* **Short exercise**: Return the records that follow, matching each one exactly.

-- START OF Records shown --

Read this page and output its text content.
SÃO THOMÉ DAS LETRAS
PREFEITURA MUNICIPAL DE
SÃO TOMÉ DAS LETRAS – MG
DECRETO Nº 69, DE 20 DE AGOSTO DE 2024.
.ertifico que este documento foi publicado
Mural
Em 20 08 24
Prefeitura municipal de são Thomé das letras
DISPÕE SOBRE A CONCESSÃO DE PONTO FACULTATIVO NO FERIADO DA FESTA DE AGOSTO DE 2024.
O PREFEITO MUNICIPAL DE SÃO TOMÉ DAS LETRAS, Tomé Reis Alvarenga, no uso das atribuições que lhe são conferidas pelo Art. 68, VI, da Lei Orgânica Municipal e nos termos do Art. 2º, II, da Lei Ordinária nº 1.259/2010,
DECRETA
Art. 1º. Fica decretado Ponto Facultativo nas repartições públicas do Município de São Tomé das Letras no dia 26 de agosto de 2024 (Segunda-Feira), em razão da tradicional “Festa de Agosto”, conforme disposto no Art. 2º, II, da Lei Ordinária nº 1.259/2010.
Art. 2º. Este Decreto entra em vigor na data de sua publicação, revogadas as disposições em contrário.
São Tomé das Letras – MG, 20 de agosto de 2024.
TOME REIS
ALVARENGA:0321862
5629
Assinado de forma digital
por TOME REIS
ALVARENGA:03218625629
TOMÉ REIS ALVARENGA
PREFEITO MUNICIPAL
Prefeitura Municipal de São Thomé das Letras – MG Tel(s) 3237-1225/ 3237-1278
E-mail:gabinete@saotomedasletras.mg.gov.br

-- END OF Records shown --

* **Result of the task**:
Read this page and output its text content.
SÃO THOMÉ DAS LETRAS
PREFEITURA MUNICIPAL DE
SÃO TOMÉ DAS LETRAS – MG
DECRETO Nº 69, DE 20 DE AGOSTO DE 2024.
.ertifico que este documento foi publicado
Mural
Em 20 08 24
Prefeitura municipal de são Thomé das letras
DISPÕE SOBRE A CONCESSÃO DE PONTO FACULTATIVO NO FERIADO DA FESTA DE AGOSTO DE 2024.
O PREFEITO MUNICIPAL DE SÃO TOMÉ DAS LETRAS, Tomé Reis Alvarenga, no uso das atribuições que lhe são conferidas pelo Art. 68, VI, da Lei Orgânica Municipal e nos termos do Art. 2º, II, da Lei Ordinária nº 1.259/2010,
DECRETA
Art. 1º. Fica decretado Ponto Facultativo nas repartições públicas do Município de São Tomé das Letras no dia 26 de agosto de 2024 (Segunda-Feira), em razão da tradicional “Festa de Agosto”, conforme disposto no Art. 2º, II, da Lei Ordinária nº 1.259/2010.
Art. 2º. Este Decreto entra em vigor na data de sua publicação, revogadas as disposições em contrário.
São Tomé das Letras – MG, 20 de agosto de 2024.
TOME REIS
ALVARENGA:0321862
5629
Assinado de forma digital
por TOME REIS
ALVARENGA:03218625629
TOMÉ REIS ALVARENGA
PREFEITO MUNICIPAL
Prefeitura Municipal de São Thomé das Letras – MG Tel(s) 3237-1225/ 3237-1278
E-mail:gabinete@saotomedasletras.mg.gov.br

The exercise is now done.